(Data entries)
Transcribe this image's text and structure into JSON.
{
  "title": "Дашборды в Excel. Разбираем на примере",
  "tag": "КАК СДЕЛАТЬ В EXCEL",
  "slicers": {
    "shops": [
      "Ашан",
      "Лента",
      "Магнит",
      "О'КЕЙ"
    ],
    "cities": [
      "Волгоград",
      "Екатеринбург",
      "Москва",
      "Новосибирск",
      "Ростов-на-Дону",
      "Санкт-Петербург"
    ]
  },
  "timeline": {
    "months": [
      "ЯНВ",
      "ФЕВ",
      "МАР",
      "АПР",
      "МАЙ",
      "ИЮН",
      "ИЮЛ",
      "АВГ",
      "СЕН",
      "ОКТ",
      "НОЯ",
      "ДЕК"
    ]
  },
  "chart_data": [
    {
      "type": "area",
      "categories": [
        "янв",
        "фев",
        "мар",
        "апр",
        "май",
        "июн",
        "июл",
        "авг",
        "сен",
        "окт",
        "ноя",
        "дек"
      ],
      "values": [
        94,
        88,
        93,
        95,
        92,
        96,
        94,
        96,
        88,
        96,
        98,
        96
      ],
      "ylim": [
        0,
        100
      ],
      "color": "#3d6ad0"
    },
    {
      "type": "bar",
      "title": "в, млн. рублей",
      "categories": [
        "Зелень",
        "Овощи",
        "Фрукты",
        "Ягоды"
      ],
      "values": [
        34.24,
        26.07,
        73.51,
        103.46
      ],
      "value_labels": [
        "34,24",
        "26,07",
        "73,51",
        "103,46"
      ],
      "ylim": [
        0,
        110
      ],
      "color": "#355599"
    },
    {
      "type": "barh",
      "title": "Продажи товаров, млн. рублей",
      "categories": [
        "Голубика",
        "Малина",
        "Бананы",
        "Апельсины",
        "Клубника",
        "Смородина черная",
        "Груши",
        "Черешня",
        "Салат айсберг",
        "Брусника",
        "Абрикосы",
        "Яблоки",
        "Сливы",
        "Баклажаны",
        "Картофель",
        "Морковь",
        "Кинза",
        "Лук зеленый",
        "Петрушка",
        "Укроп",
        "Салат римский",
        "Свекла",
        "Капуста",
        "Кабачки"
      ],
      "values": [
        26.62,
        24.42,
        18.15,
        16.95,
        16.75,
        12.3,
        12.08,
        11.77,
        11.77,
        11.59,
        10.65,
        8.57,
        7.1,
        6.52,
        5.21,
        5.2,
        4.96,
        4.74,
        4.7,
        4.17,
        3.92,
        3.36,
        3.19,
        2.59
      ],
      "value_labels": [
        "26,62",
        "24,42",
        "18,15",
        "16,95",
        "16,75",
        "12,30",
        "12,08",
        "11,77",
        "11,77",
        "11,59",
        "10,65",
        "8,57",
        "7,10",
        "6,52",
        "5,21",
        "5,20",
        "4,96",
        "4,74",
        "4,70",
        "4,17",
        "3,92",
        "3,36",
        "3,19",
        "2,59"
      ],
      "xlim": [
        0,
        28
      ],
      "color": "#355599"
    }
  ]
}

### WHAT YOU NEED TO DO
Nothing in the listing may be changed; retype it all exactly.

### THE OUTPUT
Transcribe this image's text and structure into JSON.
{
  "title": "Дашборды в Excel. Разбираем на примере",
  "tag": "КАК СДЕЛАТЬ В EXCEL",
  "slicers": {
    "shops": [
      "Ашан",
      "Лента",
      "Магнит",
      "О'КЕЙ"
    ],
    "cities": [
      "Волгоград",
      "Екатеринбург",
      "Москва",
      "Новосибирск",
      "Ростов-на-Дону",
      "Санкт-Петербург"
    ]
  },
  "timeline": {
    "months": [
      "ЯНВ",
      "ФЕВ",
      "МАР",
      "АПР",
      "МАЙ",
      "ИЮН",
      "ИЮЛ",
      "АВГ",
      "СЕН",
      "ОКТ",
      "НОЯ",
      "ДЕК"
    ]
  },
  "chart_data": [
    {
      "type": "area",
      "categories": [
        "янв",
        "фев",
        "мар",
        "апр",
        "май",
        "июн",
        "июл",
        "авг",
        "сен",
        "окт",
        "ноя",
        "дек"
      ],
      "values": [
        94,
        88,
        93,
        95,
        92,
        96,
        94,
        96,
        88,
        96,
        98,
        96
      ],
      "ylim": [
        0,
        100
      ],
      "color": "#3d6ad0"
    },
    {
      "type": "bar",
      "title": "в, млн. рублей",
      "categories": [
        "Зелень",
        "Овощи",
        "Фрукты",
        "Ягоды"
      ],
      "values": [
        34.24,
        26.07,
        73.51,
        103.46
      ],
      "value_labels": [
        "34,24",
        "26,07",
        "73,51",
        "103,46"
      ],
      "ylim": [
        0,
        110
      ],
      "color": "#355599"
    },
    {
      "type": "barh",
      "title": "Продажи товаров, млн. рублей",
      "categories": [
        "Голубика",
        "Малина",
        "Бананы",
        "Апельсины",
        "Клубника",
        "Смородина черная",
        "Груши",
        "Черешня",
        "Салат айсберг",
        "Брусника",
        "Абрикосы",
        "Яблоки",
        "Сливы",
        "Баклажаны",
        "Картофель",
        "Морковь",
        "Кинза",
        "Лук зеленый",
        "Петрушка",
        "Укроп",
        "Салат римский",
        "Свекла",
        "Капуста",
        "Кабачки"
      ],
      "values": [
        26.62,
        24.42,
        18.15,
        16.95,
        16.75,
        12.3,
        12.08,
        11.77,
        11.77,
        11.59,
        10.65,
        8.57,
        7.1,
        6.52,
        5.21,
        5.2,
        4.96,
        4.74,
        4.7,
        4.17,
        3.92,
        3.36,
        3.19,
        2.59
      ],
      "value_labels": [
        "26,62",
        "24,42",
        "18,15",
        "16,95",
        "16,75",
        "12,30",
        "12,08",
        "11,77",
        "11,77",
        "11,59",
        "10,65",
        "8,57",
        "7,10",
        "6,52",
        "5,21",
        "5,20",
        "4,96",
        "4,74",
        "4,70",
        "4,17",
        "3,92",
        "3,36",
        "3,19",
        "2,59"
      ],
      "xlim": [
        0,
        28
      ],
      "color": "#355599"
    }
  ]
}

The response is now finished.